* Problem details
Work out how many lines in the data hold the word "córtex", and reply with that number only.

*****

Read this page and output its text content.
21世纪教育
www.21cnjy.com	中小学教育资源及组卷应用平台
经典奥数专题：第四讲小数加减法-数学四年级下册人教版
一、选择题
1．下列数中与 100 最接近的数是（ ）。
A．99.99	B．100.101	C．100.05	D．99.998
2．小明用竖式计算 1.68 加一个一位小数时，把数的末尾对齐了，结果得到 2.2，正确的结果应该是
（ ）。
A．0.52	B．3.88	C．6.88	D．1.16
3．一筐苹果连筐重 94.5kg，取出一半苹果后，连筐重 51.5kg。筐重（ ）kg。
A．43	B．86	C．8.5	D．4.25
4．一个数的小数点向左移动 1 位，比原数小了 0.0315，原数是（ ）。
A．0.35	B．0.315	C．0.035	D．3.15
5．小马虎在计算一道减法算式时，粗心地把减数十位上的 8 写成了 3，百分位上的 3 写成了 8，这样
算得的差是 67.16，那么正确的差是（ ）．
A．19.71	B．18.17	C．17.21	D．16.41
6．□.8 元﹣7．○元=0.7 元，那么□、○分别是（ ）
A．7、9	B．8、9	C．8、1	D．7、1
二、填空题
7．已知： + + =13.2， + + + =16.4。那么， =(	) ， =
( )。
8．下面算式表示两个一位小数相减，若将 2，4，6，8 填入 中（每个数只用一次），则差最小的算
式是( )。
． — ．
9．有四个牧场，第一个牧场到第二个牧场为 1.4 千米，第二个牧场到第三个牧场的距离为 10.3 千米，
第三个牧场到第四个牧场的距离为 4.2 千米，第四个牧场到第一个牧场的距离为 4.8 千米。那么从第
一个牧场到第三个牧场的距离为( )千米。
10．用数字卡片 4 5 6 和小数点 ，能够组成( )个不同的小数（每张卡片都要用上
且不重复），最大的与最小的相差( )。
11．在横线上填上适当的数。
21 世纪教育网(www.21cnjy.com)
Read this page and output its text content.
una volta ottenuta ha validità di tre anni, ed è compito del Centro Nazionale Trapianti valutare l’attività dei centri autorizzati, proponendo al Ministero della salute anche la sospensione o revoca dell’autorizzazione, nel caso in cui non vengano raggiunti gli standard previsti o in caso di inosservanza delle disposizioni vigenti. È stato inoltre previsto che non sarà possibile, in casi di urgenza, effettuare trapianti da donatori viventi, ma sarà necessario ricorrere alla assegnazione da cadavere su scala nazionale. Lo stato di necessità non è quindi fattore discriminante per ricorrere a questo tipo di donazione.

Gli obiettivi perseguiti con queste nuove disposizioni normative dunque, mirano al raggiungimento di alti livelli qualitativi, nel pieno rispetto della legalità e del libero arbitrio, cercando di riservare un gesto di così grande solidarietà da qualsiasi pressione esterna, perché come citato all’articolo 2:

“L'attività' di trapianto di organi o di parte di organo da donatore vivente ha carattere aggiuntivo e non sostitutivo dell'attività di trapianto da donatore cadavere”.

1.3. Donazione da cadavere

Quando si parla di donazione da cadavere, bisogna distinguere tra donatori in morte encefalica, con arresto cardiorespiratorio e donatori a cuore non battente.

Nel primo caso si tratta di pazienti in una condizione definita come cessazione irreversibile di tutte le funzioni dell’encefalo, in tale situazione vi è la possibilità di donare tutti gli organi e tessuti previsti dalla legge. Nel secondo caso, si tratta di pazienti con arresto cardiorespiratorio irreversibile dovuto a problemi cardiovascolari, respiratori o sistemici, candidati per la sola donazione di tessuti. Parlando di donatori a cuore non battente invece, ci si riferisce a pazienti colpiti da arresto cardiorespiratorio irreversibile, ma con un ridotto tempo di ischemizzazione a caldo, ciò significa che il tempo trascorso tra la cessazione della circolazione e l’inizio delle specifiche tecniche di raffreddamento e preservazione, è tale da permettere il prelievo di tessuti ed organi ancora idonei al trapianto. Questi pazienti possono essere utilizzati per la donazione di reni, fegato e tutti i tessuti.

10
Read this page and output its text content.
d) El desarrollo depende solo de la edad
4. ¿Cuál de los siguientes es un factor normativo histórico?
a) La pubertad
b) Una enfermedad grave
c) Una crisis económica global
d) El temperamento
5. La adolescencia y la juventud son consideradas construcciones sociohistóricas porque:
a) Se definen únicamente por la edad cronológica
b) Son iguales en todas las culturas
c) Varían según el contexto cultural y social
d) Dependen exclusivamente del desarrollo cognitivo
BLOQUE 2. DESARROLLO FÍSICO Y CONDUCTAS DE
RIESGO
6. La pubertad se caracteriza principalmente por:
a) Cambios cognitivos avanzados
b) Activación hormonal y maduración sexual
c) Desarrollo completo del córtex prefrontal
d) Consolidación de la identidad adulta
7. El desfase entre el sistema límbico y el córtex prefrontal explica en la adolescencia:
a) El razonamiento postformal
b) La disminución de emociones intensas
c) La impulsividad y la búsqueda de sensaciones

*****

* The output
2